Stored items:
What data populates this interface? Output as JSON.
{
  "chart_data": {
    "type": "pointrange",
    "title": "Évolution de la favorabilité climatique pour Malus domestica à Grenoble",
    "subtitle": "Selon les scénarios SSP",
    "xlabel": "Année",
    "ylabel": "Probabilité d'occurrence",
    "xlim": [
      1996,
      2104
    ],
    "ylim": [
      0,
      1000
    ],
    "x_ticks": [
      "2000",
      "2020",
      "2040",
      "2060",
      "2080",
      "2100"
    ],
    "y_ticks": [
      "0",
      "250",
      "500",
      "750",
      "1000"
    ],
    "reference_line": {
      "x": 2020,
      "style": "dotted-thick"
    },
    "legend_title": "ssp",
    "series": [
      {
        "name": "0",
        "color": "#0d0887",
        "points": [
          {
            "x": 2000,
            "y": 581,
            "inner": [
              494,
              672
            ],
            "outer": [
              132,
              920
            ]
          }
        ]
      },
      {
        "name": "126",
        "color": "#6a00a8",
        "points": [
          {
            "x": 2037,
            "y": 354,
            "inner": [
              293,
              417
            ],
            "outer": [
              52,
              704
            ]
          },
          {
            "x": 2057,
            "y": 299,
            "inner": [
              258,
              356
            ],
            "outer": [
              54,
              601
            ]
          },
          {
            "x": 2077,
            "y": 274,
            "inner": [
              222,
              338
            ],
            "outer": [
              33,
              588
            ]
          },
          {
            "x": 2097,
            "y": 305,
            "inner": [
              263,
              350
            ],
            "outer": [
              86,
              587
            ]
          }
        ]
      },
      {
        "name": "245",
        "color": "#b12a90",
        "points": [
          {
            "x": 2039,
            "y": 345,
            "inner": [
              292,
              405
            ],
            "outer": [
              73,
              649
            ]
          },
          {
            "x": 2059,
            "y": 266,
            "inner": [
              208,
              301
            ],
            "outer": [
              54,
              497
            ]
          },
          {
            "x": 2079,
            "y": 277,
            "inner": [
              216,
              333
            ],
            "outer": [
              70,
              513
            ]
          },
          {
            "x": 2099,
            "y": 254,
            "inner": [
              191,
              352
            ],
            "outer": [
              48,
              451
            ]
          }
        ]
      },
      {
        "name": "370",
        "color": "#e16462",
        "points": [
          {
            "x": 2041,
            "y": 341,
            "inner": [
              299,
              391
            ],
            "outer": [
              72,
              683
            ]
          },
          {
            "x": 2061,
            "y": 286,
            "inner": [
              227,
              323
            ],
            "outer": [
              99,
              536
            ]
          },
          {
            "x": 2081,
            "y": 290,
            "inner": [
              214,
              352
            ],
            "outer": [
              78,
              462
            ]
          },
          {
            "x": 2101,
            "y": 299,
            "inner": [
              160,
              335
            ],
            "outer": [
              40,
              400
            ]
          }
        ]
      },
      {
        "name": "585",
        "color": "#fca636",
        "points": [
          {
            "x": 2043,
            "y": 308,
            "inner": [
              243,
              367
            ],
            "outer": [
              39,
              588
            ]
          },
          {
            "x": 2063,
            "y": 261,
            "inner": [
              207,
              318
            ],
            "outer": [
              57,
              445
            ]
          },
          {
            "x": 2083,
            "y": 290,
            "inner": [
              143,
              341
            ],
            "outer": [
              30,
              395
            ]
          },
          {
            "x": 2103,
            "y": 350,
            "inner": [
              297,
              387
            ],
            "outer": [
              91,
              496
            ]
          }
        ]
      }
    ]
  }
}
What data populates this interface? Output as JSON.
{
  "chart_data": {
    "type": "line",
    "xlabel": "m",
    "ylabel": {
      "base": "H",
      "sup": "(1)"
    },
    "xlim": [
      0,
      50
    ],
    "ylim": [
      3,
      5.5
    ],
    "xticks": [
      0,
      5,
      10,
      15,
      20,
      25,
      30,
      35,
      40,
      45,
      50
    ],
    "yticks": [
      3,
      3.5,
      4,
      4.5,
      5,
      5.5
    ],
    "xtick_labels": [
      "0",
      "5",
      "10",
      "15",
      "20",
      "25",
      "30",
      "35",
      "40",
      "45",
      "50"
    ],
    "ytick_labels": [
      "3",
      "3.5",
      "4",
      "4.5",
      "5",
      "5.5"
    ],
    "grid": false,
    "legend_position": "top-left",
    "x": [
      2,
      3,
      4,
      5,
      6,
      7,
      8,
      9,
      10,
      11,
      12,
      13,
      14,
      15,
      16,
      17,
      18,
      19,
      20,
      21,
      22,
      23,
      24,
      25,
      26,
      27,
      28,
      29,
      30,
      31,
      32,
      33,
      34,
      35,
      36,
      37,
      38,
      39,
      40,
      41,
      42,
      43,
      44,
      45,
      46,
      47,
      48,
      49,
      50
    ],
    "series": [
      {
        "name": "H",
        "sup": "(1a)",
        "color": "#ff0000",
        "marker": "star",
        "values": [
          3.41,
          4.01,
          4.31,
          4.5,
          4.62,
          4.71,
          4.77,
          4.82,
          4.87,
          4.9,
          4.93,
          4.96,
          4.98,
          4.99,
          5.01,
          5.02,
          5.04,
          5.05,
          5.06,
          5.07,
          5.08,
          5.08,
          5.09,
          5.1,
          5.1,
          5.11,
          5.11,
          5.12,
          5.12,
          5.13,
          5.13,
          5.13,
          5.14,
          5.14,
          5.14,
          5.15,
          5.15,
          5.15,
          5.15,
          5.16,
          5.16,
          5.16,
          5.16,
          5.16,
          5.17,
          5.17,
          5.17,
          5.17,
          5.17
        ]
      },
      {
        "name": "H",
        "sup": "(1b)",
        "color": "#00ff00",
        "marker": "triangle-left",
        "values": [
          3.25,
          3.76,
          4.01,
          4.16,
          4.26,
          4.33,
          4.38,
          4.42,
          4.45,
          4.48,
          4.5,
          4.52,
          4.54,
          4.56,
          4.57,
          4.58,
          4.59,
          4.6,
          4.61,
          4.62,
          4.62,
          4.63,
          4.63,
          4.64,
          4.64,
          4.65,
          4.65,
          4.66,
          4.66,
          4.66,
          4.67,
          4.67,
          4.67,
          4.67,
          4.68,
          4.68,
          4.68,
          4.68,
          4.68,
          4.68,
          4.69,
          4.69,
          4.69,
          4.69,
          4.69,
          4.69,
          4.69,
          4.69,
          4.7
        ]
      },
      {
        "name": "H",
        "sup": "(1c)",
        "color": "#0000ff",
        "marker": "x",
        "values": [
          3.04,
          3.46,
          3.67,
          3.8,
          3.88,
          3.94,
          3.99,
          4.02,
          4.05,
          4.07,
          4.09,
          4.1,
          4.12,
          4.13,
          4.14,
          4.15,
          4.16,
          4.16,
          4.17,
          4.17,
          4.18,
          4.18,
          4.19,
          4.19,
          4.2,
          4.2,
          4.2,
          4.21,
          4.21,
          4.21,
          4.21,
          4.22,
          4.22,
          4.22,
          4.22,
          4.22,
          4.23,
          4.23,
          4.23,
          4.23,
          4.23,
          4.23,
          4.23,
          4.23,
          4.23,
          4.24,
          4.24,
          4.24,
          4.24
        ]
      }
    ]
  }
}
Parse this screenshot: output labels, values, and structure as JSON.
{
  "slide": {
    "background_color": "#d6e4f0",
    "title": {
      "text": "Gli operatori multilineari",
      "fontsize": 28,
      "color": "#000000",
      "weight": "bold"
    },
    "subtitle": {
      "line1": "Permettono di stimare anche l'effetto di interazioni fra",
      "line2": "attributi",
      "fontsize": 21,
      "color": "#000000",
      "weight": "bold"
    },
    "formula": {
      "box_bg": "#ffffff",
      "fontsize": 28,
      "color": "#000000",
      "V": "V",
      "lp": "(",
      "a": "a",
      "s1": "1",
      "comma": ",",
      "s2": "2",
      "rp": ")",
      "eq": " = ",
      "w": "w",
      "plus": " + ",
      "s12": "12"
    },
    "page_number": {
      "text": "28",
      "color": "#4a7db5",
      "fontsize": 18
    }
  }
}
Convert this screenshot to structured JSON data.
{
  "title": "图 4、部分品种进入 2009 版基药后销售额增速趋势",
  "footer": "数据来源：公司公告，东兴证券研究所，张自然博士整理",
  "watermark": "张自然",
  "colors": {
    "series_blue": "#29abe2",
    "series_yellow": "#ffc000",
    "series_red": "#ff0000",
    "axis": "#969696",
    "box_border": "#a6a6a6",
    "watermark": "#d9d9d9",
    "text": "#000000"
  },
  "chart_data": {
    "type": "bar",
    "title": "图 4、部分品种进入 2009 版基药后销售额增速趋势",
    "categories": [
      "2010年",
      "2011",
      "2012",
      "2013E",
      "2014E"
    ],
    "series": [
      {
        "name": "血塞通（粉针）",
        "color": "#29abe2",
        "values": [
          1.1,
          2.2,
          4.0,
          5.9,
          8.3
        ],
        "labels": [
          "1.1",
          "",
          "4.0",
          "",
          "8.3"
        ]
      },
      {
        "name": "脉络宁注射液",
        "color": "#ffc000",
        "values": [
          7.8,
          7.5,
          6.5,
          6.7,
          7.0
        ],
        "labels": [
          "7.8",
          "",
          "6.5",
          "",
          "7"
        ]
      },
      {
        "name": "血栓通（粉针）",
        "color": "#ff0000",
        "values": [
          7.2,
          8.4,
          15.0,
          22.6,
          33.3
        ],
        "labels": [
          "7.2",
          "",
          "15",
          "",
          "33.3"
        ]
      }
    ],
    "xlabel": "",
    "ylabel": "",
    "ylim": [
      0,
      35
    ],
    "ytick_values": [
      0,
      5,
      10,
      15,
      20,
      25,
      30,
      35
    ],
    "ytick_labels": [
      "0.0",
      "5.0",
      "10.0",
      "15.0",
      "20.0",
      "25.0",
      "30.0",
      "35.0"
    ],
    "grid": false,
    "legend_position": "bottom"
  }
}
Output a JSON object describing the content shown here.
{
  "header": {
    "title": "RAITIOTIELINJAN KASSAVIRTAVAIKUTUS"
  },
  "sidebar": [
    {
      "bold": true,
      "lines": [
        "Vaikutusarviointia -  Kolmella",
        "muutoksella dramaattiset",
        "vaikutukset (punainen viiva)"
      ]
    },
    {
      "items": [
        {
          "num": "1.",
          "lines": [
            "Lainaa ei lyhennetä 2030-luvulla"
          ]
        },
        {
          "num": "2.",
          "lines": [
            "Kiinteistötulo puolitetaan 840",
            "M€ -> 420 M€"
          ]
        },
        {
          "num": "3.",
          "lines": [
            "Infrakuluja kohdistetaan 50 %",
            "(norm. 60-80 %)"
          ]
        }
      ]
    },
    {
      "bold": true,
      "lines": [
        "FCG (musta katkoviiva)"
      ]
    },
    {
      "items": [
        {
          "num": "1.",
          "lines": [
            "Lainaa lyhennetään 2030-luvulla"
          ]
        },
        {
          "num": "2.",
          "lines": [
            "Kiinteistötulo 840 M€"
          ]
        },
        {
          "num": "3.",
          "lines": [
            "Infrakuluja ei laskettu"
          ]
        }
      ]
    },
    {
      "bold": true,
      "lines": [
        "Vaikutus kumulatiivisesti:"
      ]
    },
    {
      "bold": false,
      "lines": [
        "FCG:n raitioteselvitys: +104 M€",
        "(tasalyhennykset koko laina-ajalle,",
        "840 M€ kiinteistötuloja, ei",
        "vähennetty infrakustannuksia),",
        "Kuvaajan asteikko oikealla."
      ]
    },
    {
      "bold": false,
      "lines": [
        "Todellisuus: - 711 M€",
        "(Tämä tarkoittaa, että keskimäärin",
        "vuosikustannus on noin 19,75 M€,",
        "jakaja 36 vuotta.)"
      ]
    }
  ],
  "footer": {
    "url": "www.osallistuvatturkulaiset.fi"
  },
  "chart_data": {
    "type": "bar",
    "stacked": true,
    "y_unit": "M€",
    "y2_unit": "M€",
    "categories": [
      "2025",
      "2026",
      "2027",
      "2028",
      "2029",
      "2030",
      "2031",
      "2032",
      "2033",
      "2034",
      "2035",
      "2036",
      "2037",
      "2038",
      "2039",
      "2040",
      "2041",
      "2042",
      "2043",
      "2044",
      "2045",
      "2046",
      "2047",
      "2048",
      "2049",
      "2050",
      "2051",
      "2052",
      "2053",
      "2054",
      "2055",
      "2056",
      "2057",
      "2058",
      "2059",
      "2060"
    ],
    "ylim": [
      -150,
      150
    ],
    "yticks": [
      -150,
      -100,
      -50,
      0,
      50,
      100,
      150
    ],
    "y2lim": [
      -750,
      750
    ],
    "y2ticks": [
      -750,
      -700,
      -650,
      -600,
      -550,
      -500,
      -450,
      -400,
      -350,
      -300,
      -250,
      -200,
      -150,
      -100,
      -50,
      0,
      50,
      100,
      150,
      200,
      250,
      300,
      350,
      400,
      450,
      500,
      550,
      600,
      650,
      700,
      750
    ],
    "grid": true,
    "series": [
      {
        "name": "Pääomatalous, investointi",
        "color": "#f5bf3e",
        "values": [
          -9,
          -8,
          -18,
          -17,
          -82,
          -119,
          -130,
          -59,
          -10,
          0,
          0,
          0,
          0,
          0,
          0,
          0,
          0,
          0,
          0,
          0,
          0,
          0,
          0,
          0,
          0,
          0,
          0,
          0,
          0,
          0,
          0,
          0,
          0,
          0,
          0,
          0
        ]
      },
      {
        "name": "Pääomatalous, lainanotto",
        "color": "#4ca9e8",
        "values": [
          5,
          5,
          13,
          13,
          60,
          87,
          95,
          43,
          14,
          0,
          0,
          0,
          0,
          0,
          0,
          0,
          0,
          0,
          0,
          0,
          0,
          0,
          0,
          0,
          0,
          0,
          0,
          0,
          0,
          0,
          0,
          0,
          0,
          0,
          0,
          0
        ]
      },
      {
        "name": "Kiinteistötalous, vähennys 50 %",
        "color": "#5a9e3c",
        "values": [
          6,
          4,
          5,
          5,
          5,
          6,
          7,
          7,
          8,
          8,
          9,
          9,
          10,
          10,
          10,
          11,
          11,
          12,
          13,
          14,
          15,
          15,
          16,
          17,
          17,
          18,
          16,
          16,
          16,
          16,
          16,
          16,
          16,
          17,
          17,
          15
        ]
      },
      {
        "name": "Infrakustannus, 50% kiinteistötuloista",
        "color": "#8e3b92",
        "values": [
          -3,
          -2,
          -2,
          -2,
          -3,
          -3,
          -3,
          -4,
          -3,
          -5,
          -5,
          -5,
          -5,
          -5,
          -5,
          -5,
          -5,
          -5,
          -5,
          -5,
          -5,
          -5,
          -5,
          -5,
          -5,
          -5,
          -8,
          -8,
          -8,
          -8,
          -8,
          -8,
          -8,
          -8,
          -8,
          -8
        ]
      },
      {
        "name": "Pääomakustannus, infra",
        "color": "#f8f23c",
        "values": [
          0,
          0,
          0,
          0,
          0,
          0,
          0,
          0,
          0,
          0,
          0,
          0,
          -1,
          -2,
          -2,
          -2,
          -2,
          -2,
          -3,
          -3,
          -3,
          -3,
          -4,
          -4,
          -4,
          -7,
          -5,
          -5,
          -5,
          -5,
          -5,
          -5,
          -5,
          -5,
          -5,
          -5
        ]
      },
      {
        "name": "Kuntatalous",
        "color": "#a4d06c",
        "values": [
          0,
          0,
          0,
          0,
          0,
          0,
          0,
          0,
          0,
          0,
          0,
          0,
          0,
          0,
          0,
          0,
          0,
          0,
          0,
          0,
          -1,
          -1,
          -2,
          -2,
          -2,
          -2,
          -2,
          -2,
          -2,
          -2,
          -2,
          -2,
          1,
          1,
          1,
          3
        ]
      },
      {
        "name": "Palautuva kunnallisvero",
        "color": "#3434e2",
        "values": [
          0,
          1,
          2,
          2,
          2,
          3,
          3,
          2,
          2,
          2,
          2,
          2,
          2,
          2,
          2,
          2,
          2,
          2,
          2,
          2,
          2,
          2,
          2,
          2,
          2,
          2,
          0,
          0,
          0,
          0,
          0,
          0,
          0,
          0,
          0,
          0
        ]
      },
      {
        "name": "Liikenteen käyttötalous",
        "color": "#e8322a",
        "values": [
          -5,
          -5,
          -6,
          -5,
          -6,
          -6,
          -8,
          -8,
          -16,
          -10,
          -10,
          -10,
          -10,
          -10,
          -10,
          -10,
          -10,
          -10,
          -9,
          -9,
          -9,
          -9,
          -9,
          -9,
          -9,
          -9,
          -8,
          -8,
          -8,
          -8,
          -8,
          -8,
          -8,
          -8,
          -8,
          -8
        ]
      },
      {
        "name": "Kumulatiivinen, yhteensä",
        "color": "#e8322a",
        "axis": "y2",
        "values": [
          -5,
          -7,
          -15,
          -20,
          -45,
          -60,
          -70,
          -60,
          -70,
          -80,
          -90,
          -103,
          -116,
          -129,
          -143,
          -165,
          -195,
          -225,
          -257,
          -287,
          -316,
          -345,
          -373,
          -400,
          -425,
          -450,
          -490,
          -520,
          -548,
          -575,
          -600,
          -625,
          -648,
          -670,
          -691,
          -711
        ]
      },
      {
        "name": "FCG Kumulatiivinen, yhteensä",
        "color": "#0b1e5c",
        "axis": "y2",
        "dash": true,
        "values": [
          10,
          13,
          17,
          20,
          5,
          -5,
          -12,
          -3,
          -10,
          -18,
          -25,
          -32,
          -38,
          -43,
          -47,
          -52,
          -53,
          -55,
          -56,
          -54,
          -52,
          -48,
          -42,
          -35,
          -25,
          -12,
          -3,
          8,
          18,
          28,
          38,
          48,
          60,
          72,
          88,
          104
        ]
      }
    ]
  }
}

What you are asked to do -> Collect each line above holding the string "Pääomatalous".

Expected answer ->
        "name": "Pääomatalous, investointi",
        "name": "Pääomatalous, lainanotto",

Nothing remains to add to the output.